**Aim of the exercise:**
List all lines of the data that include the string "Component".

**Dataset rows:**
──────

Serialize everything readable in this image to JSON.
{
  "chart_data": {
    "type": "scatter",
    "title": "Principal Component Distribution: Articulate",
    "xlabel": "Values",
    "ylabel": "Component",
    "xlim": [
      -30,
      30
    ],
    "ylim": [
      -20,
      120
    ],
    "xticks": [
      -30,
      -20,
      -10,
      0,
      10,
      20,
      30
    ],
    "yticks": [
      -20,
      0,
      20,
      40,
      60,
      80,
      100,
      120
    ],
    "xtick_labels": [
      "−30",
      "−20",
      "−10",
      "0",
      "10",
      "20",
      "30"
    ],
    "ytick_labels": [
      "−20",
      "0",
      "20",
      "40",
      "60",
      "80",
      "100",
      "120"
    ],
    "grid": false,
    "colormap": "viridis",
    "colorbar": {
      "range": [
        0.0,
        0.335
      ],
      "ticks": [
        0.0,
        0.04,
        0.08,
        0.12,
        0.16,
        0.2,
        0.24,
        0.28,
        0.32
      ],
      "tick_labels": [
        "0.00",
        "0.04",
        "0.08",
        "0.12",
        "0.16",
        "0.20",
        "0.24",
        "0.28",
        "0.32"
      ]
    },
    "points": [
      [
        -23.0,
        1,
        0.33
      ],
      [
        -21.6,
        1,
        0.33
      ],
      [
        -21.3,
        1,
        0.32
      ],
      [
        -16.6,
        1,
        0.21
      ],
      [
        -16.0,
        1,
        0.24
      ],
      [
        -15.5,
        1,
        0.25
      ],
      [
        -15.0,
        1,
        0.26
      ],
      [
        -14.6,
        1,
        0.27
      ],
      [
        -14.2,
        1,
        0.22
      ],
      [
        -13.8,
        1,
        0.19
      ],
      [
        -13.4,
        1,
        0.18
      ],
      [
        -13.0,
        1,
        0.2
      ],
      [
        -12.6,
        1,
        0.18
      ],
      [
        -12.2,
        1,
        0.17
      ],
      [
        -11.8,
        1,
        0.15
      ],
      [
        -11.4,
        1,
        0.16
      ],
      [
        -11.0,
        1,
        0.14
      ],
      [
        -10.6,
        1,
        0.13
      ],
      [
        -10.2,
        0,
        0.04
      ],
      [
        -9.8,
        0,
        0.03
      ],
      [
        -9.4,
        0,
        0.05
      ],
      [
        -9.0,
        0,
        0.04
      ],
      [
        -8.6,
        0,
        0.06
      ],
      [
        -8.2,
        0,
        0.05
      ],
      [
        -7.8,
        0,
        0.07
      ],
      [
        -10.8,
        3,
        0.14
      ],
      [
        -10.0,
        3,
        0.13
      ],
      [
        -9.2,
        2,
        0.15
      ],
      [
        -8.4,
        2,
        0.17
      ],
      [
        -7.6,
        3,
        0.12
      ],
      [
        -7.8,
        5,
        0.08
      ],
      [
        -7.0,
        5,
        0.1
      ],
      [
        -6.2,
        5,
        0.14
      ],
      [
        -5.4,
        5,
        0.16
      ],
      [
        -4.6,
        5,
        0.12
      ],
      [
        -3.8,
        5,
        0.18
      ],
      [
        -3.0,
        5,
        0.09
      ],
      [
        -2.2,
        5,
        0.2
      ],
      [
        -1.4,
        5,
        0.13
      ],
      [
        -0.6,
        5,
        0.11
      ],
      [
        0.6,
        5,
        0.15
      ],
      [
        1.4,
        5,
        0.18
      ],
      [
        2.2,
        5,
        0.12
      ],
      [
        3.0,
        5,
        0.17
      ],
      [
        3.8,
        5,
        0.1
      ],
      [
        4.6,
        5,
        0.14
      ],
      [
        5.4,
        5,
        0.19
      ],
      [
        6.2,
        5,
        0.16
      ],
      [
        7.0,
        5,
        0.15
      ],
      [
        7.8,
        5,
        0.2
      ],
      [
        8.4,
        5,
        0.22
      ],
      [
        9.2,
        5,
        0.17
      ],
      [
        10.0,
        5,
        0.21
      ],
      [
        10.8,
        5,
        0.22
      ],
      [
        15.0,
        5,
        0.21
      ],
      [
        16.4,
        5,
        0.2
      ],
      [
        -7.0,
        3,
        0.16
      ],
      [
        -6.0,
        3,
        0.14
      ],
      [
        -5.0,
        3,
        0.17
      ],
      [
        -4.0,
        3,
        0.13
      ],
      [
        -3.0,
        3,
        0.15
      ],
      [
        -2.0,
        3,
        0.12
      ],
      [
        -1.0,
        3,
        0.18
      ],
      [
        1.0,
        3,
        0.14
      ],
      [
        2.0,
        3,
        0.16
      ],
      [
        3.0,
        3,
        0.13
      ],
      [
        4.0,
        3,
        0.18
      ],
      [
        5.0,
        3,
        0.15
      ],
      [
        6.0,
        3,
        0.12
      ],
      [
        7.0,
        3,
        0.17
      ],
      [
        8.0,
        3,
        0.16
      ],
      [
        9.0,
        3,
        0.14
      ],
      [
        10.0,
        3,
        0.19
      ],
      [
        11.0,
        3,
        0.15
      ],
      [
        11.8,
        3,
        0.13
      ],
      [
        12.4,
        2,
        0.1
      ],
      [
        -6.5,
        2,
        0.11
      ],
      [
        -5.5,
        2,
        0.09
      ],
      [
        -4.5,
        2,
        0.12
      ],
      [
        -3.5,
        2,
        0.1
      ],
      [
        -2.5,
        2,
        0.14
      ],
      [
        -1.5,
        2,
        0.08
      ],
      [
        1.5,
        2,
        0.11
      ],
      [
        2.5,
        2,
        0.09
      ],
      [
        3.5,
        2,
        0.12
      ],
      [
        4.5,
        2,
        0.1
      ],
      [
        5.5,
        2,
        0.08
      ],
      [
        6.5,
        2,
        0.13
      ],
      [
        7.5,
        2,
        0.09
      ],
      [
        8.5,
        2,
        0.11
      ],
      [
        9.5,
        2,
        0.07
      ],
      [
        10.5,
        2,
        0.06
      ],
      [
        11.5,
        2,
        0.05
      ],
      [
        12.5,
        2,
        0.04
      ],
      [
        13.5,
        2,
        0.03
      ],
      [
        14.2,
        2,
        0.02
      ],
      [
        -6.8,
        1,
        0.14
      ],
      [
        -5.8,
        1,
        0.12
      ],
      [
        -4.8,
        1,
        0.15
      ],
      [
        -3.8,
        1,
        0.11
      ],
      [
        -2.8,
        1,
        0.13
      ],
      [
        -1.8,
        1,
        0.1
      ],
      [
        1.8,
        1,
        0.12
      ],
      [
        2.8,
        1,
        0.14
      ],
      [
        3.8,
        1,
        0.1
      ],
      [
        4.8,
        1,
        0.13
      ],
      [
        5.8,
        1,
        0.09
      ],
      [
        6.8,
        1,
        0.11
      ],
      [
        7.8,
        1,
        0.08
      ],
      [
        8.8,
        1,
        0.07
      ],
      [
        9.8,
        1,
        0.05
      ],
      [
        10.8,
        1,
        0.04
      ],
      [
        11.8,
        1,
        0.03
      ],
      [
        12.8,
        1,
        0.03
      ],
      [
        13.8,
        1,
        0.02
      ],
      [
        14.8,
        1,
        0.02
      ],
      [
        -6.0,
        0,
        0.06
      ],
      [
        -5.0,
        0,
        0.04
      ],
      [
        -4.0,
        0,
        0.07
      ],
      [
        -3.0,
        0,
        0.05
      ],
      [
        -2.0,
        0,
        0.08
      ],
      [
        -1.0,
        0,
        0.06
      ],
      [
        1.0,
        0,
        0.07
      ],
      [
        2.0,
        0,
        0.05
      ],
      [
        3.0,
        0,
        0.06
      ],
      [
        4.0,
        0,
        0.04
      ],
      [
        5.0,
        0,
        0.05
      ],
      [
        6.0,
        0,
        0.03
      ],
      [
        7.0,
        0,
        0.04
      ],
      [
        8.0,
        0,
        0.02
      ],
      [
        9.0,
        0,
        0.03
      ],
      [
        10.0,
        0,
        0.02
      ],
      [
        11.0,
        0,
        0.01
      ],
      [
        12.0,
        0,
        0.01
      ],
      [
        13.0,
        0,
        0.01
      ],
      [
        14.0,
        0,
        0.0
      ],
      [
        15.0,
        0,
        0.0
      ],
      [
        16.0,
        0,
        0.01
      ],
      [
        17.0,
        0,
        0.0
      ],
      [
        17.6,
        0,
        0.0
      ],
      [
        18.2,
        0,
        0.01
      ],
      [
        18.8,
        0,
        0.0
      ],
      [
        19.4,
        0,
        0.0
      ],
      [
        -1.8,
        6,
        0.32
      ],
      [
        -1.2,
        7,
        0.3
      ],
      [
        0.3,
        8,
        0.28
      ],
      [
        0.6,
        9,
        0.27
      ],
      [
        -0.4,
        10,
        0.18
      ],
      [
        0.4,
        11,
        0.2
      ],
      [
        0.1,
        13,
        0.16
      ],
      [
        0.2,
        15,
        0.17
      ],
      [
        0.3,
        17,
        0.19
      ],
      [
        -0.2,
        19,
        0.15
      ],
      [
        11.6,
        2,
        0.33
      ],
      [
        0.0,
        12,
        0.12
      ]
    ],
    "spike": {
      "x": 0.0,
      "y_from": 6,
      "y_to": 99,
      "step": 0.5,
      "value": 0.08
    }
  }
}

──────

**Exercise result:**
    "title": "Principal Component Distribution: Articulate",
    "ylabel": "Component",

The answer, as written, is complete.